> _Extracted data entries_:

------------------------------

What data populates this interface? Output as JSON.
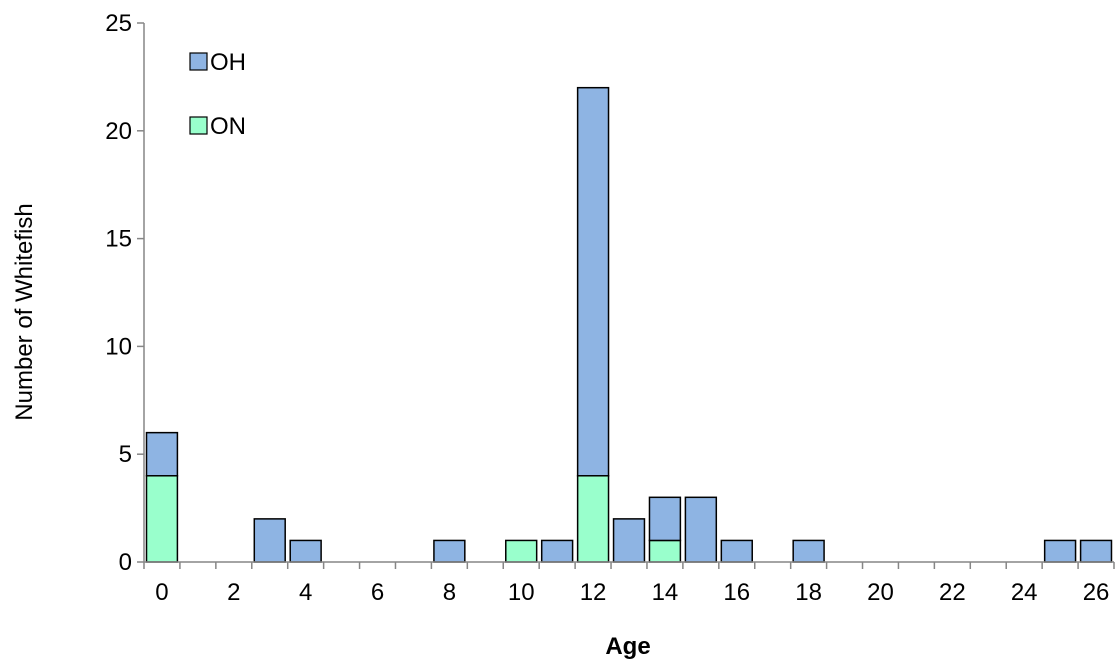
{
  "chart_data": {
    "type": "bar",
    "stacked": true,
    "xlabel": "Age",
    "ylabel": "Number of Whitefish",
    "ylim": [
      0,
      25
    ],
    "yticks": [
      "0",
      "5",
      "10",
      "15",
      "20",
      "25"
    ],
    "xticks": [
      "0",
      "2",
      "4",
      "6",
      "8",
      "10",
      "12",
      "14",
      "16",
      "18",
      "20",
      "22",
      "24",
      "26"
    ],
    "categories": [
      0,
      1,
      2,
      3,
      4,
      5,
      6,
      7,
      8,
      9,
      10,
      11,
      12,
      13,
      14,
      15,
      16,
      17,
      18,
      19,
      20,
      21,
      22,
      23,
      24,
      25,
      26
    ],
    "series": [
      {
        "name": "ON",
        "color": "#99ffcc",
        "values": [
          4,
          0,
          0,
          0,
          0,
          0,
          0,
          0,
          0,
          0,
          1,
          0,
          4,
          0,
          1,
          0,
          0,
          0,
          0,
          0,
          0,
          0,
          0,
          0,
          0,
          0,
          0
        ]
      },
      {
        "name": "OH",
        "color": "#8eb4e3",
        "values": [
          2,
          0,
          0,
          2,
          1,
          0,
          0,
          0,
          1,
          0,
          0,
          1,
          18,
          2,
          2,
          3,
          1,
          0,
          1,
          0,
          0,
          0,
          0,
          0,
          0,
          1,
          1
        ]
      }
    ],
    "legend": {
      "position": "top-left",
      "order": [
        "OH",
        "ON"
      ]
    },
    "grid": false
  }
}
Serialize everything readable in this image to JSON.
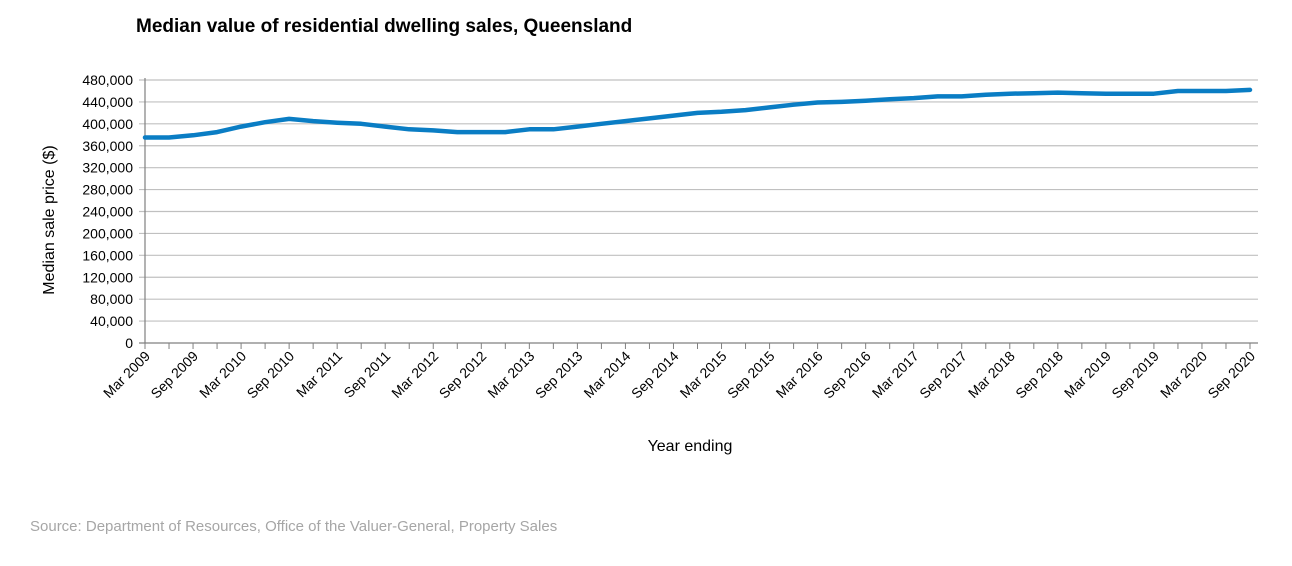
{
  "chart_data": {
    "type": "line",
    "title": "Median value of residential dwelling sales, Queensland",
    "xlabel": "Year ending",
    "ylabel": "Median sale price ($)",
    "ylim": [
      0,
      480000
    ],
    "yticks": [
      "0",
      "40,000",
      "80,000",
      "120,000",
      "160,000",
      "200,000",
      "240,000",
      "280,000",
      "320,000",
      "360,000",
      "400,000",
      "440,000",
      "480,000"
    ],
    "grid": true,
    "x": [
      "Mar 2009",
      "Jun 2009",
      "Sep 2009",
      "Dec 2009",
      "Mar 2010",
      "Jun 2010",
      "Sep 2010",
      "Dec 2010",
      "Mar 2011",
      "Jun 2011",
      "Sep 2011",
      "Dec 2011",
      "Mar 2012",
      "Jun 2012",
      "Sep 2012",
      "Dec 2012",
      "Mar 2013",
      "Jun 2013",
      "Sep 2013",
      "Dec 2013",
      "Mar 2014",
      "Jun 2014",
      "Sep 2014",
      "Dec 2014",
      "Mar 2015",
      "Jun 2015",
      "Sep 2015",
      "Dec 2015",
      "Mar 2016",
      "Jun 2016",
      "Sep 2016",
      "Dec 2016",
      "Mar 2017",
      "Jun 2017",
      "Sep 2017",
      "Dec 2017",
      "Mar 2018",
      "Jun 2018",
      "Sep 2018",
      "Dec 2018",
      "Mar 2019",
      "Jun 2019",
      "Sep 2019",
      "Dec 2019",
      "Mar 2020",
      "Jun 2020",
      "Sep 2020"
    ],
    "xtick_labels": [
      "Mar 2009",
      "Sep 2009",
      "Mar 2010",
      "Sep 2010",
      "Mar 2011",
      "Sep 2011",
      "Mar 2012",
      "Sep 2012",
      "Mar 2013",
      "Sep 2013",
      "Mar 2014",
      "Sep 2014",
      "Mar 2015",
      "Sep 2015",
      "Mar 2016",
      "Sep 2016",
      "Mar 2017",
      "Sep 2017",
      "Mar 2018",
      "Sep 2018",
      "Mar 2019",
      "Sep 2019",
      "Mar 2020",
      "Sep 2020"
    ],
    "series": [
      {
        "values": [
          375000,
          375000,
          379000,
          385000,
          395000,
          403000,
          409000,
          405000,
          402000,
          400000,
          395000,
          390000,
          388000,
          385000,
          385000,
          385000,
          390000,
          390000,
          395000,
          400000,
          405000,
          410000,
          415000,
          420000,
          422000,
          425000,
          430000,
          435000,
          439000,
          440000,
          442000,
          445000,
          447000,
          450000,
          450000,
          453000,
          455000,
          456000,
          457000,
          456000,
          455000,
          455000,
          455000,
          460000,
          460000,
          460000,
          462000
        ],
        "color": "#0a7dc4"
      }
    ]
  },
  "source_note": "Source: Department of Resources, Office of the Valuer-General, Property Sales"
}
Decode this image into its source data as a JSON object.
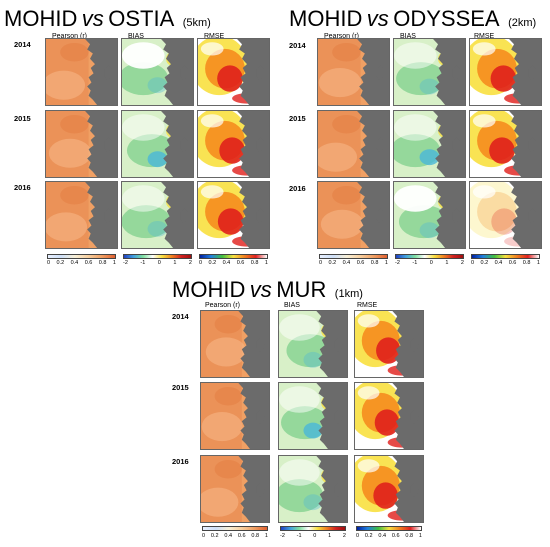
{
  "panels": [
    {
      "id": "ostia",
      "title_left": "MOHID",
      "title_vs": "vs",
      "title_right": "OSTIA",
      "resolution": "(5km)",
      "columns": [
        "Pearson (r)",
        "BIAS",
        "RMSE"
      ],
      "years": [
        "2014",
        "2015",
        "2016"
      ],
      "pearson_ticks": [
        "0",
        "0.2",
        "0.4",
        "0.6",
        "0.8",
        "1"
      ],
      "bias_ticks": [
        "-2",
        "-1",
        "0",
        "1",
        "2"
      ],
      "rmse_ticks": [
        "0",
        "0.2",
        "0.4",
        "0.6",
        "0.8",
        "1"
      ]
    },
    {
      "id": "odyssea",
      "title_left": "MOHID",
      "title_vs": "vs",
      "title_right": "ODYSSEA",
      "resolution": "(2km)",
      "columns": [
        "Pearson (r)",
        "BIAS",
        "RMSE"
      ],
      "years": [
        "2014",
        "2015",
        "2016"
      ],
      "pearson_ticks": [
        "0",
        "0.2",
        "0.4",
        "0.6",
        "0.8",
        "1"
      ],
      "bias_ticks": [
        "-2",
        "-1",
        "0",
        "1",
        "2"
      ],
      "rmse_ticks": [
        "0",
        "0.2",
        "0.4",
        "0.6",
        "0.8",
        "1"
      ]
    },
    {
      "id": "mur",
      "title_left": "MOHID",
      "title_vs": "vs",
      "title_right": "MUR",
      "resolution": "(1km)",
      "columns": [
        "Pearson (r)",
        "BIAS",
        "RMSE"
      ],
      "years": [
        "2014",
        "2015",
        "2016"
      ],
      "pearson_ticks": [
        "0",
        "0.2",
        "0.4",
        "0.6",
        "0.8",
        "1"
      ],
      "bias_ticks": [
        "-2",
        "-1",
        "0",
        "1",
        "2"
      ],
      "rmse_ticks": [
        "0",
        "0.2",
        "0.4",
        "0.6",
        "0.8",
        "1"
      ]
    }
  ],
  "colors": {
    "land": "#6b6b6b",
    "pearson_base": "#f0a064",
    "pearson_high": "#e8874f",
    "bias_base": "#d8f0c8",
    "bias_low": "#7fd08c",
    "bias_neg": "#4ab8d8",
    "bias_white": "#ffffff",
    "rmse_red": "#e0201c",
    "rmse_orange": "#f58c1e",
    "rmse_yellow": "#f8e040",
    "rmse_white": "#ffffff"
  }
}
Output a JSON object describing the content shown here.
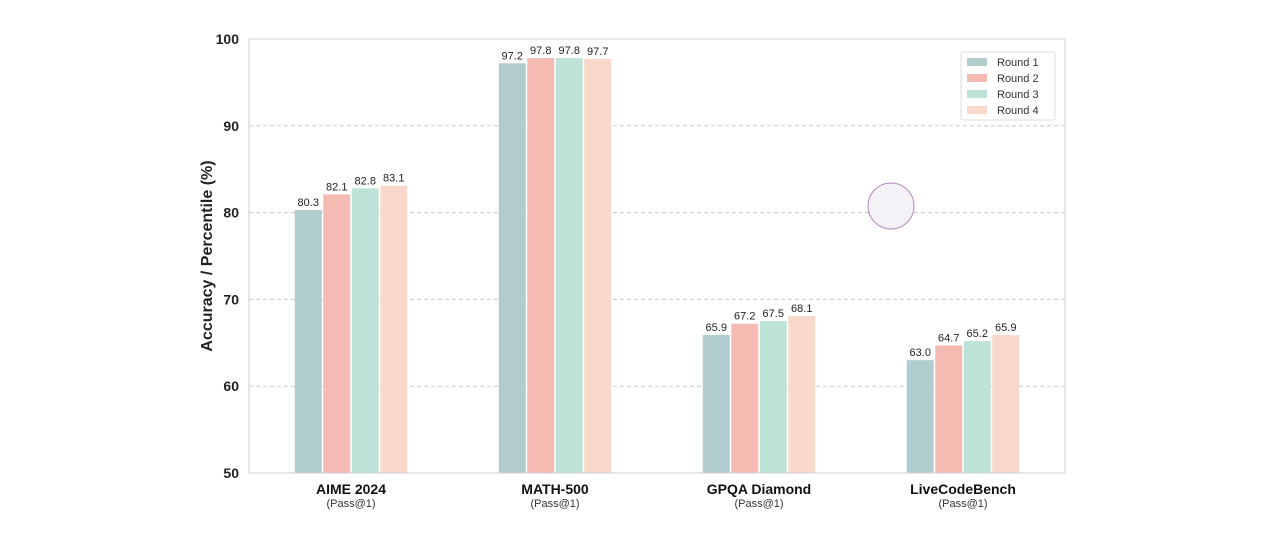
{
  "chart_data": {
    "type": "bar",
    "title": "",
    "xlabel": "",
    "ylabel": "Accuracy / Percentile (%)",
    "ylim": [
      50,
      100
    ],
    "yticks": [
      50,
      60,
      70,
      80,
      90,
      100
    ],
    "grid": "horizontal-dashed",
    "legend_position": "top-right",
    "categories": [
      "AIME 2024",
      "MATH-500",
      "GPQA Diamond",
      "LiveCodeBench"
    ],
    "category_sublabels": [
      "(Pass@1)",
      "(Pass@1)",
      "(Pass@1)",
      "(Pass@1)"
    ],
    "series": [
      {
        "name": "Round 1",
        "color": "#b0cccd",
        "values": [
          80.3,
          97.2,
          65.9,
          63.0
        ]
      },
      {
        "name": "Round 2",
        "color": "#f5bbb3",
        "values": [
          82.1,
          97.8,
          67.2,
          64.7
        ]
      },
      {
        "name": "Round 3",
        "color": "#bde3d9",
        "values": [
          82.8,
          97.8,
          67.5,
          65.2
        ]
      },
      {
        "name": "Round 4",
        "color": "#f8d8cb",
        "values": [
          83.1,
          97.7,
          68.1,
          65.9
        ]
      }
    ]
  }
}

------------------------------

> _Exercise brief_:
Say how many lines above hold the word "resolution", giving only the count.

> _Answer to the task_:
3